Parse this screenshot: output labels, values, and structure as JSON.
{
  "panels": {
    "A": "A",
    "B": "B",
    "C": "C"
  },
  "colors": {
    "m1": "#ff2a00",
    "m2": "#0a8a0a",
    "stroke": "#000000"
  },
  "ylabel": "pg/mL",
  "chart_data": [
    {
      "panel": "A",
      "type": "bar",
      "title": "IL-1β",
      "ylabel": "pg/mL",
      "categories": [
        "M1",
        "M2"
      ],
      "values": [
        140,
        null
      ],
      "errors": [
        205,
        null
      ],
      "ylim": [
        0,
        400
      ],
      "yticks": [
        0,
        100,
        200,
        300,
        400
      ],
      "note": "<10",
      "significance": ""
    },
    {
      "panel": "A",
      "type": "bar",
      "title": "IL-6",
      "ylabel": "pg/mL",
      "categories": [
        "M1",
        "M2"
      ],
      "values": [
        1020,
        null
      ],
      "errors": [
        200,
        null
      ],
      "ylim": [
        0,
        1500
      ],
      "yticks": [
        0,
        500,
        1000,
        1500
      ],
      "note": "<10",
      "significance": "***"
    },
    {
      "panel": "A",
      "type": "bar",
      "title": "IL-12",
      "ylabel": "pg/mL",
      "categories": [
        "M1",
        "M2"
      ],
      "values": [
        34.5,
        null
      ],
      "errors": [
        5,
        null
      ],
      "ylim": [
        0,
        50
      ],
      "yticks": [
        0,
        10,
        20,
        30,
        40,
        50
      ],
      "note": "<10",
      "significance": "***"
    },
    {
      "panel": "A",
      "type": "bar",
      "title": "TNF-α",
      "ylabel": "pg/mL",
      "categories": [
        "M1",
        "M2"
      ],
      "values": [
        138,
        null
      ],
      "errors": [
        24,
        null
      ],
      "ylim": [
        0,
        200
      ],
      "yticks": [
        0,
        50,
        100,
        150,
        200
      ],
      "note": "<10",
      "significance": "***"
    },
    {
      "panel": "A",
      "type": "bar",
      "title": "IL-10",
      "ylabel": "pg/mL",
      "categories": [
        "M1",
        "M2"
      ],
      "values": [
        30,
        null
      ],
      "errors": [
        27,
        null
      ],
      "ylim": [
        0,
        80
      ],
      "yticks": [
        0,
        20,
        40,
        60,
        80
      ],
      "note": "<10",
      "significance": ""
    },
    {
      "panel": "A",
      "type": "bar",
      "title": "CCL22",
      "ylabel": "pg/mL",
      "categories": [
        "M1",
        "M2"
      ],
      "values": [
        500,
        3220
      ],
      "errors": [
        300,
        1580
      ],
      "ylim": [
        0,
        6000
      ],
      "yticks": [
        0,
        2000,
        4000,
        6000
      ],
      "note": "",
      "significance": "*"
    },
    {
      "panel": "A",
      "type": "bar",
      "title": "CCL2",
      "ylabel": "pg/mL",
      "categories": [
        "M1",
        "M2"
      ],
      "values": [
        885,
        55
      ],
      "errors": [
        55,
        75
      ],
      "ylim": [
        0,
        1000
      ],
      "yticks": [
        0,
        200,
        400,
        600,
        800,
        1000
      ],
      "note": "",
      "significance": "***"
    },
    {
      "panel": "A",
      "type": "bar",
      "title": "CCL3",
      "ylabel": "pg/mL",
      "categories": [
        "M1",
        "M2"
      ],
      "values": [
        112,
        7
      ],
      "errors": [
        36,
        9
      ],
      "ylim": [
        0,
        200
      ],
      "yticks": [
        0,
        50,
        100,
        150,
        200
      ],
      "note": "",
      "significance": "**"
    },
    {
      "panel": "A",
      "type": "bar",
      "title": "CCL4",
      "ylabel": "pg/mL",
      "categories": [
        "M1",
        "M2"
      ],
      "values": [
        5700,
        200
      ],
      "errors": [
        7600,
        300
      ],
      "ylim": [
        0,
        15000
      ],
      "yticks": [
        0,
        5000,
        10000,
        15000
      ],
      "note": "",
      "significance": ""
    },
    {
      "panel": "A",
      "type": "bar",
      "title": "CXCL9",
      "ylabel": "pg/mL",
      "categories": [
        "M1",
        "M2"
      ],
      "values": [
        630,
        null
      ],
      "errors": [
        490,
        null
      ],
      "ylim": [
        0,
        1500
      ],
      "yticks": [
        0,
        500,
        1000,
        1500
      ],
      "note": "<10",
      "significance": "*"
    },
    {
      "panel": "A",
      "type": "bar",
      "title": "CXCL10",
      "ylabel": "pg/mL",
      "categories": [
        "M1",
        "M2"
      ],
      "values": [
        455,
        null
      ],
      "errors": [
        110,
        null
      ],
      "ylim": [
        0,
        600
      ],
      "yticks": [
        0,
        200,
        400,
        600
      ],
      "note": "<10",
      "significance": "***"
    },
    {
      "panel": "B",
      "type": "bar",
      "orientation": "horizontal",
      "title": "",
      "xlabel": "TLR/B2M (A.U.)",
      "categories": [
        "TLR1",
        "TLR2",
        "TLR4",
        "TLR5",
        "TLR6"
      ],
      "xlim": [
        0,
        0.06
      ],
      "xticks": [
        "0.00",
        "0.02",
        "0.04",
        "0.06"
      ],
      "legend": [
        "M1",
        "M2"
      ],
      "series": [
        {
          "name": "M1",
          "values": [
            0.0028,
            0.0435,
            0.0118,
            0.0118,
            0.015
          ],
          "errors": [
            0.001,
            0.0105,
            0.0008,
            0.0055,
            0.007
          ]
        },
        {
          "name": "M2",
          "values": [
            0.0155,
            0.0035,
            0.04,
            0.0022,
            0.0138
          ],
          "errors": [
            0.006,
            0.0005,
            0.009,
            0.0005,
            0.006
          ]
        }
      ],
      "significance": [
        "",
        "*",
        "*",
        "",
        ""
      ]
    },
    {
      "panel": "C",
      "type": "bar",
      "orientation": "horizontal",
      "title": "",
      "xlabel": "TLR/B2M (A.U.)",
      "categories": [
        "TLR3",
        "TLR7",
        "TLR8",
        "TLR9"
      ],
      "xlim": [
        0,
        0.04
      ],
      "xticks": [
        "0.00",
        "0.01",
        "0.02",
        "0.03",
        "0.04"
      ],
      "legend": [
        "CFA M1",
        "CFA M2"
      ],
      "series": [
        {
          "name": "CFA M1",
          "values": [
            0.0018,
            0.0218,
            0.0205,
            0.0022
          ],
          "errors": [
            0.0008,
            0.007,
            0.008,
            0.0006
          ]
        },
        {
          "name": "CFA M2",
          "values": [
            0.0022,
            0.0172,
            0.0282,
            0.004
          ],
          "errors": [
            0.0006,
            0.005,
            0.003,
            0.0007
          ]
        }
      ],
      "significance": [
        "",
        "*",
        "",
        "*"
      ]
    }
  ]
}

====================

■ Set problem ■
Extract all of the data shown above without alteration.

■ Solution to the problem ■
Parse this screenshot: output labels, values, and structure as JSON.
{
  "panels": {
    "A": "A",
    "B": "B",
    "C": "C"
  },
  "colors": {
    "m1": "#ff2a00",
    "m2": "#0a8a0a",
    "stroke": "#000000"
  },
  "ylabel": "pg/mL",
  "chart_data": [
    {
      "panel": "A",
      "type": "bar",
      "title": "IL-1β",
      "ylabel": "pg/mL",
      "categories": [
        "M1",
        "M2"
      ],
      "values": [
        140,
        null
      ],
      "errors": [
        205,
        null
      ],
      "ylim": [
        0,
        400
      ],
      "yticks": [
        0,
        100,
        200,
        300,
        400
      ],
      "note": "<10",
      "significance": ""
    },
    {
      "panel": "A",
      "type": "bar",
      "title": "IL-6",
      "ylabel": "pg/mL",
      "categories": [
        "M1",
        "M2"
      ],
      "values": [
        1020,
        null
      ],
      "errors": [
        200,
        null
      ],
      "ylim": [
        0,
        1500
      ],
      "yticks": [
        0,
        500,
        1000,
        1500
      ],
      "note": "<10",
      "significance": "***"
    },
    {
      "panel": "A",
      "type": "bar",
      "title": "IL-12",
      "ylabel": "pg/mL",
      "categories": [
        "M1",
        "M2"
      ],
      "values": [
        34.5,
        null
      ],
      "errors": [
        5,
        null
      ],
      "ylim": [
        0,
        50
      ],
      "yticks": [
        0,
        10,
        20,
        30,
        40,
        50
      ],
      "note": "<10",
      "significance": "***"
    },
    {
      "panel": "A",
      "type": "bar",
      "title": "TNF-α",
      "ylabel": "pg/mL",
      "categories": [
        "M1",
        "M2"
      ],
      "values": [
        138,
        null
      ],
      "errors": [
        24,
        null
      ],
      "ylim": [
        0,
        200
      ],
      "yticks": [
        0,
        50,
        100,
        150,
        200
      ],
      "note": "<10",
      "significance": "***"
    },
    {
      "panel": "A",
      "type": "bar",
      "title": "IL-10",
      "ylabel": "pg/mL",
      "categories": [
        "M1",
        "M2"
      ],
      "values": [
        30,
        null
      ],
      "errors": [
        27,
        null
      ],
      "ylim": [
        0,
        80
      ],
      "yticks": [
        0,
        20,
        40,
        60,
        80
      ],
      "note": "<10",
      "significance": ""
    },
    {
      "panel": "A",
      "type": "bar",
      "title": "CCL22",
      "ylabel": "pg/mL",
      "categories": [
        "M1",
        "M2"
      ],
      "values": [
        500,
        3220
      ],
      "errors": [
        300,
        1580
      ],
      "ylim": [
        0,
        6000
      ],
      "yticks": [
        0,
        2000,
        4000,
        6000
      ],
      "note": "",
      "significance": "*"
    },
    {
      "panel": "A",
      "type": "bar",
      "title": "CCL2",
      "ylabel": "pg/mL",
      "categories": [
        "M1",
        "M2"
      ],
      "values": [
        885,
        55
      ],
      "errors": [
        55,
        75
      ],
      "ylim": [
        0,
        1000
      ],
      "yticks": [
        0,
        200,
        400,
        600,
        800,
        1000
      ],
      "note": "",
      "significance": "***"
    },
    {
      "panel": "A",
      "type": "bar",
      "title": "CCL3",
      "ylabel": "pg/mL",
      "categories": [
        "M1",
        "M2"
      ],
      "values": [
        112,
        7
      ],
      "errors": [
        36,
        9
      ],
      "ylim": [
        0,
        200
      ],
      "yticks": [
        0,
        50,
        100,
        150,
        200
      ],
      "note": "",
      "significance": "**"
    },
    {
      "panel": "A",
      "type": "bar",
      "title": "CCL4",
      "ylabel": "pg/mL",
      "categories": [
        "M1",
        "M2"
      ],
      "values": [
        5700,
        200
      ],
      "errors": [
        7600,
        300
      ],
      "ylim": [
        0,
        15000
      ],
      "yticks": [
        0,
        5000,
        10000,
        15000
      ],
      "note": "",
      "significance": ""
    },
    {
      "panel": "A",
      "type": "bar",
      "title": "CXCL9",
      "ylabel": "pg/mL",
      "categories": [
        "M1",
        "M2"
      ],
      "values": [
        630,
        null
      ],
      "errors": [
        490,
        null
      ],
      "ylim": [
        0,
        1500
      ],
      "yticks": [
        0,
        500,
        1000,
        1500
      ],
      "note": "<10",
      "significance": "*"
    },
    {
      "panel": "A",
      "type": "bar",
      "title": "CXCL10",
      "ylabel": "pg/mL",
      "categories": [
        "M1",
        "M2"
      ],
      "values": [
        455,
        null
      ],
      "errors": [
        110,
        null
      ],
      "ylim": [
        0,
        600
      ],
      "yticks": [
        0,
        200,
        400,
        600
      ],
      "note": "<10",
      "significance": "***"
    },
    {
      "panel": "B",
      "type": "bar",
      "orientation": "horizontal",
      "title": "",
      "xlabel": "TLR/B2M (A.U.)",
      "categories": [
        "TLR1",
        "TLR2",
        "TLR4",
        "TLR5",
        "TLR6"
      ],
      "xlim": [
        0,
        0.06
      ],
      "xticks": [
        "0.00",
        "0.02",
        "0.04",
        "0.06"
      ],
      "legend": [
        "M1",
        "M2"
      ],
      "series": [
        {
          "name": "M1",
          "values": [
            0.0028,
            0.0435,
            0.0118,
            0.0118,
            0.015
          ],
          "errors": [
            0.001,
            0.0105,
            0.0008,
            0.0055,
            0.007
          ]
        },
        {
          "name": "M2",
          "values": [
            0.0155,
            0.0035,
            0.04,
            0.0022,
            0.0138
          ],
          "errors": [
            0.006,
            0.0005,
            0.009,
            0.0005,
            0.006
          ]
        }
      ],
      "significance": [
        "",
        "*",
        "*",
        "",
        ""
      ]
    },
    {
      "panel": "C",
      "type": "bar",
      "orientation": "horizontal",
      "title": "",
      "xlabel": "TLR/B2M (A.U.)",
      "categories": [
        "TLR3",
        "TLR7",
        "TLR8",
        "TLR9"
      ],
      "xlim": [
        0,
        0.04
      ],
      "xticks": [
        "0.00",
        "0.01",
        "0.02",
        "0.03",
        "0.04"
      ],
      "legend": [
        "CFA M1",
        "CFA M2"
      ],
      "series": [
        {
          "name": "CFA M1",
          "values": [
            0.0018,
            0.0218,
            0.0205,
            0.0022
          ],
          "errors": [
            0.0008,
            0.007,
            0.008,
            0.0006
          ]
        },
        {
          "name": "CFA M2",
          "values": [
            0.0022,
            0.0172,
            0.0282,
            0.004
          ],
          "errors": [
            0.0006,
            0.005,
            0.003,
            0.0007
          ]
        }
      ],
      "significance": [
        "",
        "*",
        "",
        "*"
      ]
    }
  ]
}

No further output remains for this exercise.